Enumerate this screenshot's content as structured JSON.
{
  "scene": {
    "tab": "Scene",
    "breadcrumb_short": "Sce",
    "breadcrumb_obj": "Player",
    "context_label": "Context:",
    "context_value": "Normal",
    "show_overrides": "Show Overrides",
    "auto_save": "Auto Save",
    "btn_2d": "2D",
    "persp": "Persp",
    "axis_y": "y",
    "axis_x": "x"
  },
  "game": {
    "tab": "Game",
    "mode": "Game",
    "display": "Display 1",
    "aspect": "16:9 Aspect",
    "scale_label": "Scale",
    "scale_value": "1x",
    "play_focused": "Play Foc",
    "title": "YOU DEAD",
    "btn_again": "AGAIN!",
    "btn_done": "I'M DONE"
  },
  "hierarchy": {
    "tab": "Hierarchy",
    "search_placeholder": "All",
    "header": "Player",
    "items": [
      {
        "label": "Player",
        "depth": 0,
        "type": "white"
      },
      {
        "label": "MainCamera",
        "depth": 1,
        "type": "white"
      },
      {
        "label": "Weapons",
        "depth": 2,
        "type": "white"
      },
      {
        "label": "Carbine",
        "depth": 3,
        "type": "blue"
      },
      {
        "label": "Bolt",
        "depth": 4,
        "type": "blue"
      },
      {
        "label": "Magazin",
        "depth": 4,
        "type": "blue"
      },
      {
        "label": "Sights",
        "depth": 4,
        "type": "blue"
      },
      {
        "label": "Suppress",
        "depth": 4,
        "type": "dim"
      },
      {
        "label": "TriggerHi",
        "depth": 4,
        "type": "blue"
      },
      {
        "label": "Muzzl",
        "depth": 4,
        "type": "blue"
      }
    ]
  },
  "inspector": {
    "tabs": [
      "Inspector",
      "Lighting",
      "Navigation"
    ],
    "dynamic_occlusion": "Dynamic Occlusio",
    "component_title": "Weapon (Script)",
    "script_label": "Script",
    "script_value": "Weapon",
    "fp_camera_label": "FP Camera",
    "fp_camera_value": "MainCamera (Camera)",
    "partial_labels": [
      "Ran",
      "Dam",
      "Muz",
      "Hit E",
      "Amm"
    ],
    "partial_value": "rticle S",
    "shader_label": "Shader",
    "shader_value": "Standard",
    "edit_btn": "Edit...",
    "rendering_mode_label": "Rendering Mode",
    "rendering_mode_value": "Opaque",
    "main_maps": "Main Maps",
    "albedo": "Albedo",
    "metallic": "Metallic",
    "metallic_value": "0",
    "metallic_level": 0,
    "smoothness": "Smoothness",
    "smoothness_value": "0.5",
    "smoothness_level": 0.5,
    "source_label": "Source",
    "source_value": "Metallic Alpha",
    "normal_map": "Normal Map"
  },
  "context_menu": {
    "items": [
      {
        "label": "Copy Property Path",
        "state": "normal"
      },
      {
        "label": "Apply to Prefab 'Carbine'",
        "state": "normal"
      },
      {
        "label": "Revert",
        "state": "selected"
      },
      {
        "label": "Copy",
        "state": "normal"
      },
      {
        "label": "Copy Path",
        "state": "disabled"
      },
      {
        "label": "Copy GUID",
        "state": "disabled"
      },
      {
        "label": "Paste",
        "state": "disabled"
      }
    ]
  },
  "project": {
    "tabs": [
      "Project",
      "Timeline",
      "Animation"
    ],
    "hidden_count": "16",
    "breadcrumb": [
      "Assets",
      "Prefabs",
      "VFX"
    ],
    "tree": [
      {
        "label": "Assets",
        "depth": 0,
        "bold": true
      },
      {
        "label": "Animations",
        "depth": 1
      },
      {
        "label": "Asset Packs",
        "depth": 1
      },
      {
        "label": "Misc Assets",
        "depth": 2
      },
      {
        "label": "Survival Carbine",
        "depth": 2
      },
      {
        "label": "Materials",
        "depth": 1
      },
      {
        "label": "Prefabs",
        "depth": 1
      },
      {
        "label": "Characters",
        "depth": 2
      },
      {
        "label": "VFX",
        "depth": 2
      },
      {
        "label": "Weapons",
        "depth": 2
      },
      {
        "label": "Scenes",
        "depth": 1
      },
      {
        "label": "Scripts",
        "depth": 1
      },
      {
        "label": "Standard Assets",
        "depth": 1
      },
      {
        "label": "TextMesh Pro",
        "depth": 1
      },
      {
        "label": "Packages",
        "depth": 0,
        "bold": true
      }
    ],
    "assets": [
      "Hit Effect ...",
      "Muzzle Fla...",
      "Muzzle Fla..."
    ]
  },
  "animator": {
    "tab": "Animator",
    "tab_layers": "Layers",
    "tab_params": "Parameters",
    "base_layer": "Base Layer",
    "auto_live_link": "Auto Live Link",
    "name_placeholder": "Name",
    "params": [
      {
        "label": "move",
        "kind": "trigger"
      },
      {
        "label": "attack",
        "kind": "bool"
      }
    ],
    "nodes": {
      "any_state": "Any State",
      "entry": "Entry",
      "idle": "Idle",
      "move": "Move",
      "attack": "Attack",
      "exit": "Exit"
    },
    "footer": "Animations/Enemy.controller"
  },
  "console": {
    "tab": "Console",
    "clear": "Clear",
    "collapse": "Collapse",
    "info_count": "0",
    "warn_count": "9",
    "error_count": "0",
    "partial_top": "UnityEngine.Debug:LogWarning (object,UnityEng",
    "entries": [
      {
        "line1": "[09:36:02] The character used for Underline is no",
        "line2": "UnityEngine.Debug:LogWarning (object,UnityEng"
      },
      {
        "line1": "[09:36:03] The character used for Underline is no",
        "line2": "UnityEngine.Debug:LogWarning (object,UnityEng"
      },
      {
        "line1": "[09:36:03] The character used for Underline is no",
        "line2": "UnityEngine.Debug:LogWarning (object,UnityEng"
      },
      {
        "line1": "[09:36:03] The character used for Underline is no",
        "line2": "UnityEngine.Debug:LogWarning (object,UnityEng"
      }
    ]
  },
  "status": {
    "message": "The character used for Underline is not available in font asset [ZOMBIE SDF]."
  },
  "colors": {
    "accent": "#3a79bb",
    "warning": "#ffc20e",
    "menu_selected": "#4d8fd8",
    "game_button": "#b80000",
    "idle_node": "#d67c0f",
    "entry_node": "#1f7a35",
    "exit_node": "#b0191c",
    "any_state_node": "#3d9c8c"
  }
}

What you have to do
Without omitting anything, output the entries exactly.

Task response
Enumerate this screenshot's content as structured JSON.
{
  "scene": {
    "tab": "Scene",
    "breadcrumb_short": "Sce",
    "breadcrumb_obj": "Player",
    "context_label": "Context:",
    "context_value": "Normal",
    "show_overrides": "Show Overrides",
    "auto_save": "Auto Save",
    "btn_2d": "2D",
    "persp": "Persp",
    "axis_y": "y",
    "axis_x": "x"
  },
  "game": {
    "tab": "Game",
    "mode": "Game",
    "display": "Display 1",
    "aspect": "16:9 Aspect",
    "scale_label": "Scale",
    "scale_value": "1x",
    "play_focused": "Play Foc",
    "title": "YOU DEAD",
    "btn_again": "AGAIN!",
    "btn_done": "I'M DONE"
  },
  "hierarchy": {
    "tab": "Hierarchy",
    "search_placeholder": "All",
    "header": "Player",
    "items": [
      {
        "label": "Player",
        "depth": 0,
        "type": "white"
      },
      {
        "label": "MainCamera",
        "depth": 1,
        "type": "white"
      },
      {
        "label": "Weapons",
        "depth": 2,
        "type": "white"
      },
      {
        "label": "Carbine",
        "depth": 3,
        "type": "blue"
      },
      {
        "label": "Bolt",
        "depth": 4,
        "type": "blue"
      },
      {
        "label": "Magazin",
        "depth": 4,
        "type": "blue"
      },
      {
        "label": "Sights",
        "depth": 4,
        "type": "blue"
      },
      {
        "label": "Suppress",
        "depth": 4,
        "type": "dim"
      },
      {
        "label": "TriggerHi",
        "depth": 4,
        "type": "blue"
      },
      {
        "label": "Muzzl",
        "depth": 4,
        "type": "blue"
      }
    ]
  },
  "inspector": {
    "tabs": [
      "Inspector",
      "Lighting",
      "Navigation"
    ],
    "dynamic_occlusion": "Dynamic Occlusio",
    "component_title": "Weapon (Script)",
    "script_label": "Script",
    "script_value": "Weapon",
    "fp_camera_label": "FP Camera",
    "fp_camera_value": "MainCamera (Camera)",
    "partial_labels": [
      "Ran",
      "Dam",
      "Muz",
      "Hit E",
      "Amm"
    ],
    "partial_value": "rticle S",
    "shader_label": "Shader",
    "shader_value": "Standard",
    "edit_btn": "Edit...",
    "rendering_mode_label": "Rendering Mode",
    "rendering_mode_value": "Opaque",
    "main_maps": "Main Maps",
    "albedo": "Albedo",
    "metallic": "Metallic",
    "metallic_value": "0",
    "metallic_level": 0,
    "smoothness": "Smoothness",
    "smoothness_value": "0.5",
    "smoothness_level": 0.5,
    "source_label": "Source",
    "source_value": "Metallic Alpha",
    "normal_map": "Normal Map"
  },
  "context_menu": {
    "items": [
      {
        "label": "Copy Property Path",
        "state": "normal"
      },
      {
        "label": "Apply to Prefab 'Carbine'",
        "state": "normal"
      },
      {
        "label": "Revert",
        "state": "selected"
      },
      {
        "label": "Copy",
        "state": "normal"
      },
      {
        "label": "Copy Path",
        "state": "disabled"
      },
      {
        "label": "Copy GUID",
        "state": "disabled"
      },
      {
        "label": "Paste",
        "state": "disabled"
      }
    ]
  },
  "project": {
    "tabs": [
      "Project",
      "Timeline",
      "Animation"
    ],
    "hidden_count": "16",
    "breadcrumb": [
      "Assets",
      "Prefabs",
      "VFX"
    ],
    "tree": [
      {
        "label": "Assets",
        "depth": 0,
        "bold": true
      },
      {
        "label": "Animations",
        "depth": 1
      },
      {
        "label": "Asset Packs",
        "depth": 1
      },
      {
        "label": "Misc Assets",
        "depth": 2
      },
      {
        "label": "Survival Carbine",
        "depth": 2
      },
      {
        "label": "Materials",
        "depth": 1
      },
      {
        "label": "Prefabs",
        "depth": 1
      },
      {
        "label": "Characters",
        "depth": 2
      },
      {
        "label": "VFX",
        "depth": 2
      },
      {
        "label": "Weapons",
        "depth": 2
      },
      {
        "label": "Scenes",
        "depth": 1
      },
      {
        "label": "Scripts",
        "depth": 1
      },
      {
        "label": "Standard Assets",
        "depth": 1
      },
      {
        "label": "TextMesh Pro",
        "depth": 1
      },
      {
        "label": "Packages",
        "depth": 0,
        "bold": true
      }
    ],
    "assets": [
      "Hit Effect ...",
      "Muzzle Fla...",
      "Muzzle Fla..."
    ]
  },
  "animator": {
    "tab": "Animator",
    "tab_layers": "Layers",
    "tab_params": "Parameters",
    "base_layer": "Base Layer",
    "auto_live_link": "Auto Live Link",
    "name_placeholder": "Name",
    "params": [
      {
        "label": "move",
        "kind": "trigger"
      },
      {
        "label": "attack",
        "kind": "bool"
      }
    ],
    "nodes": {
      "any_state": "Any State",
      "entry": "Entry",
      "idle": "Idle",
      "move": "Move",
      "attack": "Attack",
      "exit": "Exit"
    },
    "footer": "Animations/Enemy.controller"
  },
  "console": {
    "tab": "Console",
    "clear": "Clear",
    "collapse": "Collapse",
    "info_count": "0",
    "warn_count": "9",
    "error_count": "0",
    "partial_top": "UnityEngine.Debug:LogWarning (object,UnityEng",
    "entries": [
      {
        "line1": "[09:36:02] The character used for Underline is no",
        "line2": "UnityEngine.Debug:LogWarning (object,UnityEng"
      },
      {
        "line1": "[09:36:03] The character used for Underline is no",
        "line2": "UnityEngine.Debug:LogWarning (object,UnityEng"
      },
      {
        "line1": "[09:36:03] The character used for Underline is no",
        "line2": "UnityEngine.Debug:LogWarning (object,UnityEng"
      },
      {
        "line1": "[09:36:03] The character used for Underline is no",
        "line2": "UnityEngine.Debug:LogWarning (object,UnityEng"
      }
    ]
  },
  "status": {
    "message": "The character used for Underline is not available in font asset [ZOMBIE SDF]."
  },
  "colors": {
    "accent": "#3a79bb",
    "warning": "#ffc20e",
    "menu_selected": "#4d8fd8",
    "game_button": "#b80000",
    "idle_node": "#d67c0f",
    "entry_node": "#1f7a35",
    "exit_node": "#b0191c",
    "any_state_node": "#3d9c8c"
  }
}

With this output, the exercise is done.